Dataset entries

◇ ◇ ◇ ◇

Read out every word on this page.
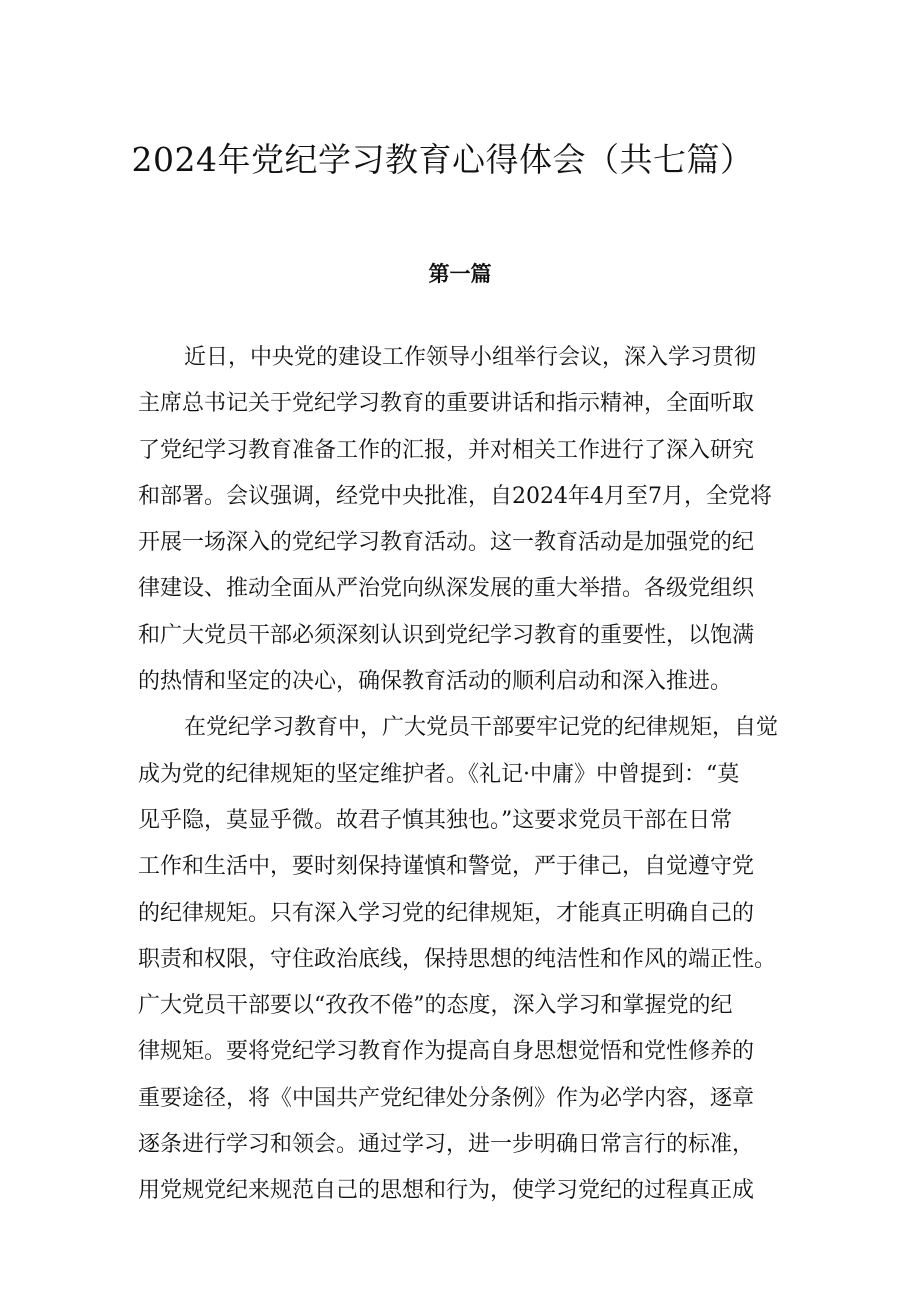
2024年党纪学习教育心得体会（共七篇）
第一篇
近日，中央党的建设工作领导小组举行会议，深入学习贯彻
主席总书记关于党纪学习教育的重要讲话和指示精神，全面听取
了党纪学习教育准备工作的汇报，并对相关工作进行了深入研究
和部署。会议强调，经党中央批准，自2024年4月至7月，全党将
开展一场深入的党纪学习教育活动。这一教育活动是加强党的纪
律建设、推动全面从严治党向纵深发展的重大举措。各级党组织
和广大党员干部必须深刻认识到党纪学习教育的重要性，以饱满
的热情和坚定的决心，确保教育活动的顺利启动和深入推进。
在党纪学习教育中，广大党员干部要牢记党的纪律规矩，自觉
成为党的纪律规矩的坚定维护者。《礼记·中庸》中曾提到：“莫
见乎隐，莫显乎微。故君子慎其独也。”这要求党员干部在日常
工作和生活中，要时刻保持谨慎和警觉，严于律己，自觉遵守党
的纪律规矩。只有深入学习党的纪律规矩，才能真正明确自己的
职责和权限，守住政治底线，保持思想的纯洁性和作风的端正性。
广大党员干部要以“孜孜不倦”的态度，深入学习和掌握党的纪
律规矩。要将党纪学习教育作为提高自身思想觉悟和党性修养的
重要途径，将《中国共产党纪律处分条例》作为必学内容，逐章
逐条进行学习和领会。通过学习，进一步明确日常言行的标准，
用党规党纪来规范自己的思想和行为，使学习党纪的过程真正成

◇ ◇ ◇ ◇

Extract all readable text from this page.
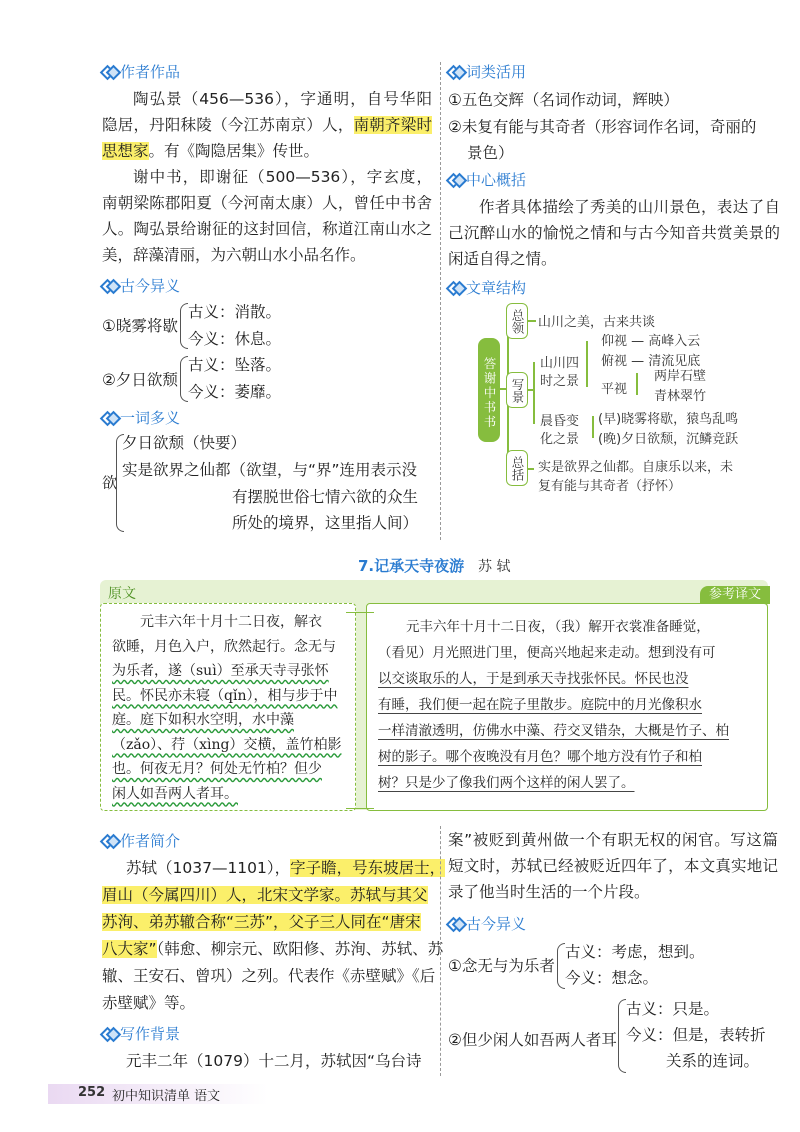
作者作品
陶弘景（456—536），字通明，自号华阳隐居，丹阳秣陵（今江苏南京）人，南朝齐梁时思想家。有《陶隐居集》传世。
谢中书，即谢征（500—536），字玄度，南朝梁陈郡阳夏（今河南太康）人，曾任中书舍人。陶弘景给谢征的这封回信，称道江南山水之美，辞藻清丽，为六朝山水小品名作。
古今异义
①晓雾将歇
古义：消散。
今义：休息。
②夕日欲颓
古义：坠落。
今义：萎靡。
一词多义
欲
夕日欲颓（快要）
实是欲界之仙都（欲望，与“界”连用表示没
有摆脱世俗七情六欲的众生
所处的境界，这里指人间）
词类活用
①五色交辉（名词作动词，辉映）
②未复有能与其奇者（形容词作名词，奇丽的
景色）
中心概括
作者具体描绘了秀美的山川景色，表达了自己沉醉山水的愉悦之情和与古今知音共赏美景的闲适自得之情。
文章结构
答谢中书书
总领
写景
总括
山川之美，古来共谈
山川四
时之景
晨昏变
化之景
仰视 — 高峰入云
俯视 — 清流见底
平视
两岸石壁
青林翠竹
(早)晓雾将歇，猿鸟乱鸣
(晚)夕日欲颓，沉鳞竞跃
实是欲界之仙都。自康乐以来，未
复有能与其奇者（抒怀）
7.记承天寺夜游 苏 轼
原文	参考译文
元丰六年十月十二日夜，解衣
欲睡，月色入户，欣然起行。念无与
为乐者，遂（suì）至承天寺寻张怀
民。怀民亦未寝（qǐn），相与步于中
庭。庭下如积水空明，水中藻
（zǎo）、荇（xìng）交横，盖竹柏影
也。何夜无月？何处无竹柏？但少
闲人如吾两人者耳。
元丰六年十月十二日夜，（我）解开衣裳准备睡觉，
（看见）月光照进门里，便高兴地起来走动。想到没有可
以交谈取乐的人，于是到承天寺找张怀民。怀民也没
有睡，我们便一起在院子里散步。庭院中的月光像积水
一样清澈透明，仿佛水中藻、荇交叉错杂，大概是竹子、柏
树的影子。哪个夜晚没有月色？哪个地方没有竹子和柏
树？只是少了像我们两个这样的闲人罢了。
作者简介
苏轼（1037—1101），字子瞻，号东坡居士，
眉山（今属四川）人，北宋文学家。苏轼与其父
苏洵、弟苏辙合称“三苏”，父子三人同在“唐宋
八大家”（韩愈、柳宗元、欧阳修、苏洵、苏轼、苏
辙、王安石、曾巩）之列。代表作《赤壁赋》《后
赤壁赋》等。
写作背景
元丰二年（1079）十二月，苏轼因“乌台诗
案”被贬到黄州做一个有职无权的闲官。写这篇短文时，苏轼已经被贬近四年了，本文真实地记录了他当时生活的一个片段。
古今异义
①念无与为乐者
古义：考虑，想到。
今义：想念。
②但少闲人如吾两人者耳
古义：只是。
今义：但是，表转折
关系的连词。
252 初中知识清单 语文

◇ ◇ ◇ ◇

Tally the lines of the records holding the word "元丰六年十月十二日夜", then state only the tally.

2